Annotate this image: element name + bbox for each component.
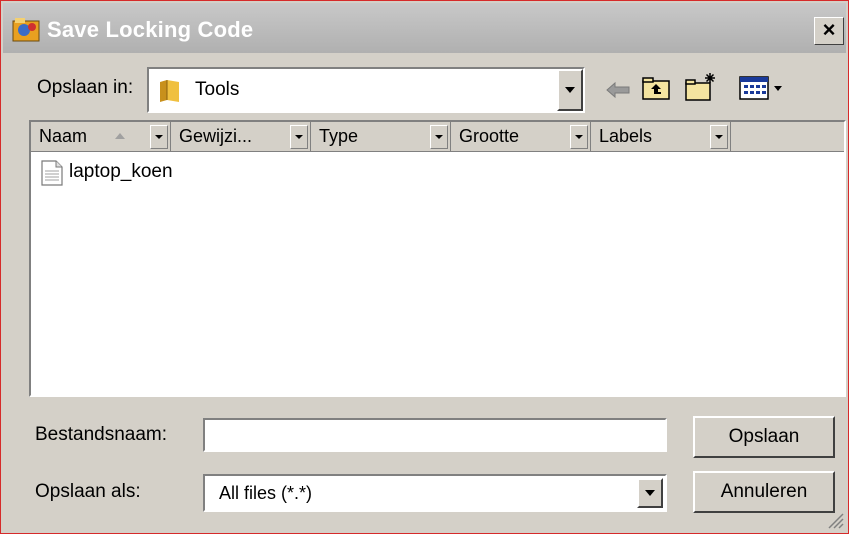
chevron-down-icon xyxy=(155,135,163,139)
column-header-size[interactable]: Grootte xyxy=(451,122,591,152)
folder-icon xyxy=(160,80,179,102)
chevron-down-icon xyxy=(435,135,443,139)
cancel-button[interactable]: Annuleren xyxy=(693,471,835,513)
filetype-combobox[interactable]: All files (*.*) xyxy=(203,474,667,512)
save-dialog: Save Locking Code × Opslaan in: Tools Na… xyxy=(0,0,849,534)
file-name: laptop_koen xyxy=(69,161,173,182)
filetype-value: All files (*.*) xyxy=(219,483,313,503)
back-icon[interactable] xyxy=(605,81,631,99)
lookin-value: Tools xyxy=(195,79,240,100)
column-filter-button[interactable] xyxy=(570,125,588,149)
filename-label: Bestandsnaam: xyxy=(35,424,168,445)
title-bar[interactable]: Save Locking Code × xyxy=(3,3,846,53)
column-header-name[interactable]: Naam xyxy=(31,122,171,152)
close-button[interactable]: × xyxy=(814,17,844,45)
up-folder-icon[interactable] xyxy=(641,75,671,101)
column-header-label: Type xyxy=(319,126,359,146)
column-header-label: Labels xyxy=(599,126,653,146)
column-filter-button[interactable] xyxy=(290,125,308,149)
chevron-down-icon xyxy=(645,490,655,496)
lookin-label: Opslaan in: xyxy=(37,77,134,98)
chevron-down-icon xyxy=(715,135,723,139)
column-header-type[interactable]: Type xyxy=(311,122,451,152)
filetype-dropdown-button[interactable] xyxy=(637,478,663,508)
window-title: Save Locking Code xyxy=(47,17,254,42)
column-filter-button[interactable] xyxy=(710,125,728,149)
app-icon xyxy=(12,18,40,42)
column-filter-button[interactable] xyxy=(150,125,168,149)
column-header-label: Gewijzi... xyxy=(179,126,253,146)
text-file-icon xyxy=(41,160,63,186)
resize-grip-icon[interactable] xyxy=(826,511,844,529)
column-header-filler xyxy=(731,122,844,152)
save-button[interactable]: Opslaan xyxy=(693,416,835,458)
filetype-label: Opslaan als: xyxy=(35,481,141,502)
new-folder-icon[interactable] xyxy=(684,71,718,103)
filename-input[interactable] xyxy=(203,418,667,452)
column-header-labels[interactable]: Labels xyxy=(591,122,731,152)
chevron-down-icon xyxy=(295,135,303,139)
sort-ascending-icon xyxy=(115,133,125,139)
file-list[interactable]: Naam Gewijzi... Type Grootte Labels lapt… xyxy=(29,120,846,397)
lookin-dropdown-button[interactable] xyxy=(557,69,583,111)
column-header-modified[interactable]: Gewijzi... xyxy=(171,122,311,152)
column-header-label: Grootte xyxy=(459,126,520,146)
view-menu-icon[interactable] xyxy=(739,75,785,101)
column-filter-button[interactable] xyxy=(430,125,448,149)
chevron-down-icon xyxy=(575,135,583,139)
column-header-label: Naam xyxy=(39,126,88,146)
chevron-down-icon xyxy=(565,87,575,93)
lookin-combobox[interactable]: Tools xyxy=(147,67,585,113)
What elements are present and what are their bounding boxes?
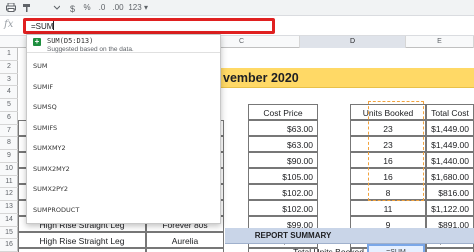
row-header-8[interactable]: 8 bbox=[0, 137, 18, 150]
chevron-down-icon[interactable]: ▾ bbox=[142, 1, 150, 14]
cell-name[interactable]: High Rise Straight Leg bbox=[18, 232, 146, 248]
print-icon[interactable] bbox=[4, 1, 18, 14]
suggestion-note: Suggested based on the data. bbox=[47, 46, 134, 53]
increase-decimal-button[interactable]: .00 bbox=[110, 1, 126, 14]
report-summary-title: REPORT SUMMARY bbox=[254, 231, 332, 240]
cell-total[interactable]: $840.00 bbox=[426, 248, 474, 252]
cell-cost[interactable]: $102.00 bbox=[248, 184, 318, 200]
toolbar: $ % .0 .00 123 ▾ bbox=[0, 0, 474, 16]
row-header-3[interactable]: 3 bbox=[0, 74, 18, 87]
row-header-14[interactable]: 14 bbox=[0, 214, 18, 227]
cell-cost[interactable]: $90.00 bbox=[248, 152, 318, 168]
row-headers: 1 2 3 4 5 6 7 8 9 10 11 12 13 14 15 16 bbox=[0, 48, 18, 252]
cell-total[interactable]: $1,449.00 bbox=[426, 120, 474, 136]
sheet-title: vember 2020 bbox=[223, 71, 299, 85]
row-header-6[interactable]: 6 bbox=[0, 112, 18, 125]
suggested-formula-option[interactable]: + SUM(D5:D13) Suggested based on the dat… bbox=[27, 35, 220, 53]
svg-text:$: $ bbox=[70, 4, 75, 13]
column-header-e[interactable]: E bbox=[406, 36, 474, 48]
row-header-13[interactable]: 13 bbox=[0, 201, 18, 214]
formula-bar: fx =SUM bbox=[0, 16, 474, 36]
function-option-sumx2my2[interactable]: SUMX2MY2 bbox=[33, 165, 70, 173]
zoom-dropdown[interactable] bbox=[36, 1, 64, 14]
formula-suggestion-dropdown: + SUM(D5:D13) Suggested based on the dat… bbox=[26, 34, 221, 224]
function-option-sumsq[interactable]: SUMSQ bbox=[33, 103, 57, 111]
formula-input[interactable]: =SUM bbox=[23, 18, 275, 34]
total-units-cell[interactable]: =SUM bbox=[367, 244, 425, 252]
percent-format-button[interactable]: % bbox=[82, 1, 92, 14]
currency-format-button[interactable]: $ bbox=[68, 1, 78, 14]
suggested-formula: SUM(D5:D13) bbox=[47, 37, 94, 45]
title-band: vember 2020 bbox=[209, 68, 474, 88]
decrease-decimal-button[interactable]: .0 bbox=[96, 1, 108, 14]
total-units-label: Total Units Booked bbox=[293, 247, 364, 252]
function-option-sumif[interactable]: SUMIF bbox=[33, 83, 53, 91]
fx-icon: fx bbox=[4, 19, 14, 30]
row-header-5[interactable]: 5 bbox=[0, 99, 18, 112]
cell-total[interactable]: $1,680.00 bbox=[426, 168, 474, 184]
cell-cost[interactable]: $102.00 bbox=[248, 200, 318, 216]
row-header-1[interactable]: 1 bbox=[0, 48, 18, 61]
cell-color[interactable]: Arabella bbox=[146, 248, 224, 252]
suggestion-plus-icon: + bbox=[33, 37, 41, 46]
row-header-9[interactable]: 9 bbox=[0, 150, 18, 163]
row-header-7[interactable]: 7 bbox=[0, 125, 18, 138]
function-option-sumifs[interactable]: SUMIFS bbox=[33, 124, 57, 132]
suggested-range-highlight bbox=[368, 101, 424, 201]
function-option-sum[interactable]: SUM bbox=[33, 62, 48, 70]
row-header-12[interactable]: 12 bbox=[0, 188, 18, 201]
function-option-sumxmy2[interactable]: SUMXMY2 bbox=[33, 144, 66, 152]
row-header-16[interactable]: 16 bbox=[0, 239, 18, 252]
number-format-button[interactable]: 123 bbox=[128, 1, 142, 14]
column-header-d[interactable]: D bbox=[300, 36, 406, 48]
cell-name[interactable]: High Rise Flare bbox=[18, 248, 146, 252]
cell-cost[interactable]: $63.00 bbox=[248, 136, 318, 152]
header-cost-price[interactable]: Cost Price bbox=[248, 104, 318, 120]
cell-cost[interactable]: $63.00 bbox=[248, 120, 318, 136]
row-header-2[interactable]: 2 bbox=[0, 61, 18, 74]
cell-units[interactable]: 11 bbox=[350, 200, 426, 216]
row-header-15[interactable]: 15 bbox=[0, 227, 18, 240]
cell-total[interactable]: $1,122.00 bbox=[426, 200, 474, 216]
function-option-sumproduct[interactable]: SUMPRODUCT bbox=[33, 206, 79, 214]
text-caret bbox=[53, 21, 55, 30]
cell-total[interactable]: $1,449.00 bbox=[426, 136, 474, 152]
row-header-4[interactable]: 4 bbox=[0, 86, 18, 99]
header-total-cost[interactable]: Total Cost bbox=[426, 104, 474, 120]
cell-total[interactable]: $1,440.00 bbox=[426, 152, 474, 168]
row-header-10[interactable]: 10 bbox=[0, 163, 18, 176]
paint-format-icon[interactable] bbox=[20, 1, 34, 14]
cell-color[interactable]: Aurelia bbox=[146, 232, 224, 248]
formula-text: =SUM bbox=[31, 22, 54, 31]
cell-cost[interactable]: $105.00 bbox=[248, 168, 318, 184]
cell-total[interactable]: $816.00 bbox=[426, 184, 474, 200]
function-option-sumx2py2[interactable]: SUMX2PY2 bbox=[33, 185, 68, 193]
══════
__GIVEN TASK__
Output the rows from the line containing "chevron-down-icon xyxy=(155,135,163,139)" to the line containing "column-header-label: Gewijzi... xyxy=(179,126,253,146)", both included, copying each line verbatim.

__WRITTEN ANSWER__
chevron-down-icon xyxy=(155,135,163,139)
column-header-size[interactable]: Grootte xyxy=(451,122,591,152)
folder-icon xyxy=(160,80,179,102)
chevron-down-icon xyxy=(435,135,443,139)
cancel-button[interactable]: Annuleren xyxy=(693,471,835,513)
filetype-combobox[interactable]: All files (*.*) xyxy=(203,474,667,512)
save-dialog: Save Locking Code × Opslaan in: Tools Na… xyxy=(0,0,849,534)
file-name: laptop_koen xyxy=(69,161,173,182)
filetype-value: All files (*.*) xyxy=(219,483,313,503)
back-icon[interactable] xyxy=(605,81,631,99)
lookin-value: Tools xyxy=(195,79,240,100)
column-filter-button[interactable] xyxy=(570,125,588,149)
filename-label: Bestandsnaam: xyxy=(35,424,168,445)
title-bar[interactable]: Save Locking Code × xyxy=(3,3,846,53)
column-header-name[interactable]: Naam xyxy=(31,122,171,152)
close-button[interactable]: × xyxy=(814,17,844,45)
up-folder-icon[interactable] xyxy=(641,75,671,101)
column-header-label: Type xyxy=(319,126,359,146)
column-header-label: Labels xyxy=(599,126,653,146)
column-filter-button[interactable] xyxy=(290,125,308,149)
chevron-down-icon xyxy=(645,490,655,496)
lookin-label: Opslaan in: xyxy=(37,77,134,98)
chevron-down-icon xyxy=(715,135,723,139)
column-header-type[interactable]: Type xyxy=(311,122,451,152)
filetype-dropdown-button[interactable] xyxy=(637,478,663,508)
window-title: Save Locking Code xyxy=(47,17,254,42)
column-filter-button[interactable] xyxy=(710,125,728,149)
app-icon xyxy=(12,18,40,42)
column-filter-button[interactable] xyxy=(150,125,168,149)
column-header-label: Gewijzi... xyxy=(179,126,253,146)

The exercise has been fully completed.